### EXERCISE PROMPT
Extract each of the lines below verbatim, leaving out the picture.

### GIVEN INFORMATION

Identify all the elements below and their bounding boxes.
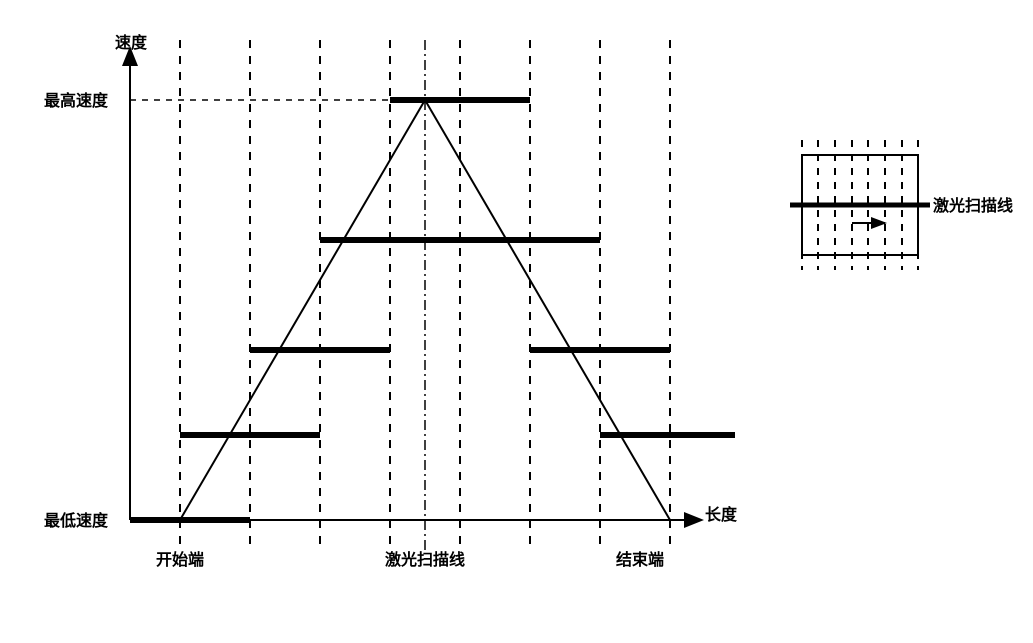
step-bars <box>130 100 735 520</box>
y-axis-label: 速度 <box>115 33 148 52</box>
inset-diagram: 激光扫描线 <box>780 135 1010 275</box>
main-chart: 速度 长度 最高速度 最低速度 开始端 激光扫描线 结束端 <box>40 30 740 590</box>
inset-label: 激光扫描线 <box>933 196 1013 215</box>
x-center-label: 激光扫描线 <box>385 550 465 569</box>
x-axis-label: 长度 <box>705 505 738 524</box>
x-end-label: 结束端 <box>615 550 664 569</box>
y-max-label: 最高速度 <box>44 91 109 110</box>
x-start-label: 开始端 <box>156 550 204 569</box>
y-min-label: 最低速度 <box>44 511 109 530</box>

### SOLVED EXERCISE
Identify all the elements below and their bounding boxes.
step-bars <box>130 100 735 520</box>
y-axis-label: 速度 <box>115 33 148 52</box>
inset-diagram: 激光扫描线 <box>780 135 1010 275</box>
main-chart: 速度 长度 最高速度 最低速度 开始端 激光扫描线 结束端 <box>40 30 740 590</box>
inset-label: 激光扫描线 <box>933 196 1013 215</box>
x-center-label: 激光扫描线 <box>385 550 465 569</box>
x-axis-label: 长度 <box>705 505 738 524</box>
x-end-label: 结束端 <box>615 550 664 569</box>
y-max-label: 最高速度 <box>44 91 109 110</box>
x-start-label: 开始端 <box>156 550 204 569</box>
y-min-label: 最低速度 <box>44 511 109 530</box>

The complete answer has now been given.